*Data entries*:
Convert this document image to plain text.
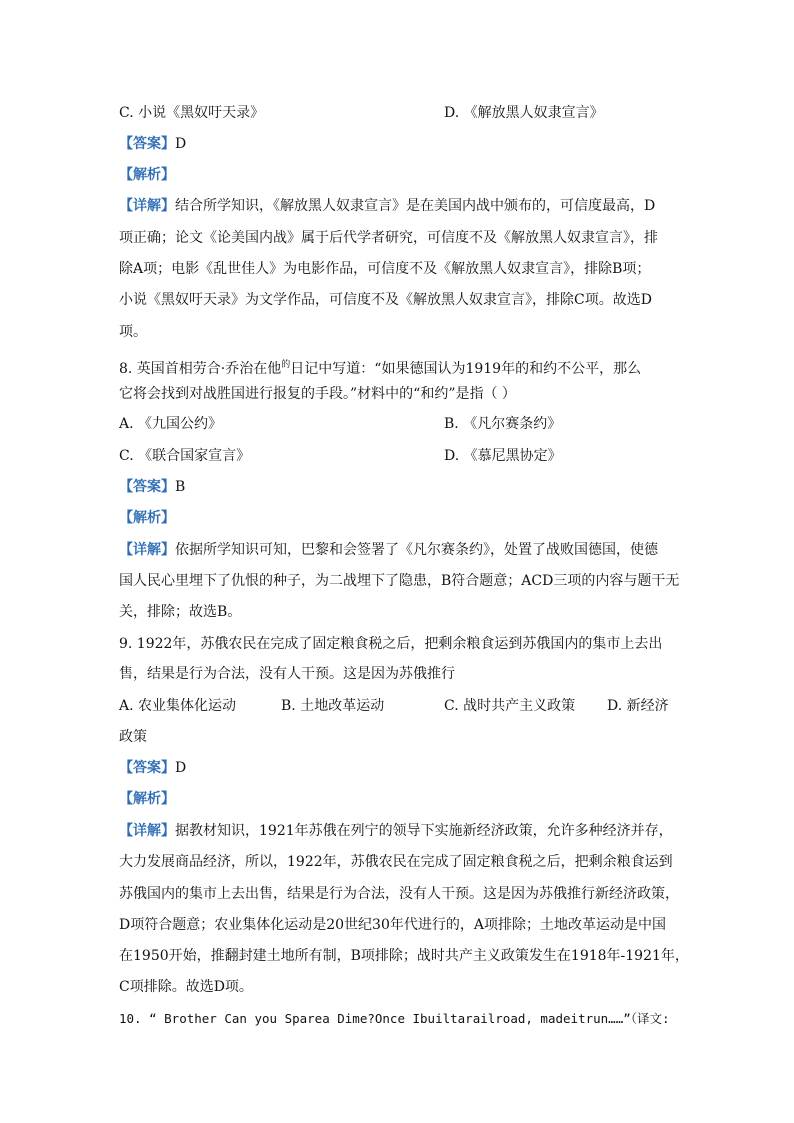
C. 小说《黑奴吁天录》	D. 《解放黑人奴隶宣言》
【答案】D
【解析】
【详解】结合所学知识，《解放黑人奴隶宣言》是在美国内战中颁布的，可信度最高，D
项正确；论文《论美国内战》属于后代学者研究，可信度不及《解放黑人奴隶宣言》，排
除A项；电影《乱世佳人》为电影作品，可信度不及《解放黑人奴隶宣言》，排除B项；
小说《黑奴吁天录》为文学作品，可信度不及《解放黑人奴隶宣言》，排除C项。故选D
项。
8. 英国首相劳合·乔治在他$^的$日记中写道：“如果德国认为1919年的和约不公平，那么
它将会找到对战胜国进行报复的手段。”材料中的“和约”是指（ ）
A. 《九国公约》	B. 《凡尔赛条约》
C. 《联合国家宣言》	D. 《慕尼黑协定》
【答案】B
【解析】
【详解】依据所学知识可知，巴黎和会签署了《凡尔赛条约》，处置了战败国德国，使德
国人民心里埋下了仇恨的种子，为二战埋下了隐患，B符合题意；ACD三项的内容与题干无
关，排除；故选B。
9. 1922年，苏俄农民在完成了固定粮食税之后，把剩余粮食运到苏俄国内的集市上去出
售，结果是行为合法，没有人干预。这是因为苏俄推行
A. 农业集体化运动	B. 土地改革运动	C. 战时共产主义政策 D. 新经济
政策
【答案】D
【解析】
【详解】据教材知识，1921年苏俄在列宁的领导下实施新经济政策，允许多种经济并存，
大力发展商品经济，所以，1922年，苏俄农民在完成了固定粮食税之后，把剩余粮食运到
苏俄国内的集市上去出售，结果是行为合法，没有人干预。这是因为苏俄推行新经济政策，
D项符合题意；农业集体化运动是20世纪30年代进行的，A项排除；土地改革运动是中国
在1950开始，推翻封建土地所有制，B项排除；战时共产主义政策发生在1918年-1921年，
C项排除。故选D项。
10. “ Brother Can you Sparea Dime?Once Ibuiltarailroad, madeitrun……”（译文:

*Written exercise*:
From the entries above, pull out each line that includes "可信度不及".

*Written answer*:
项正确；论文《论美国内战》属于后代学者研究，可信度不及《解放黑人奴隶宣言》，排
除A项；电影《乱世佳人》为电影作品，可信度不及《解放黑人奴隶宣言》，排除B项；
小说《黑奴吁天录》为文学作品，可信度不及《解放黑人奴隶宣言》，排除C项。故选D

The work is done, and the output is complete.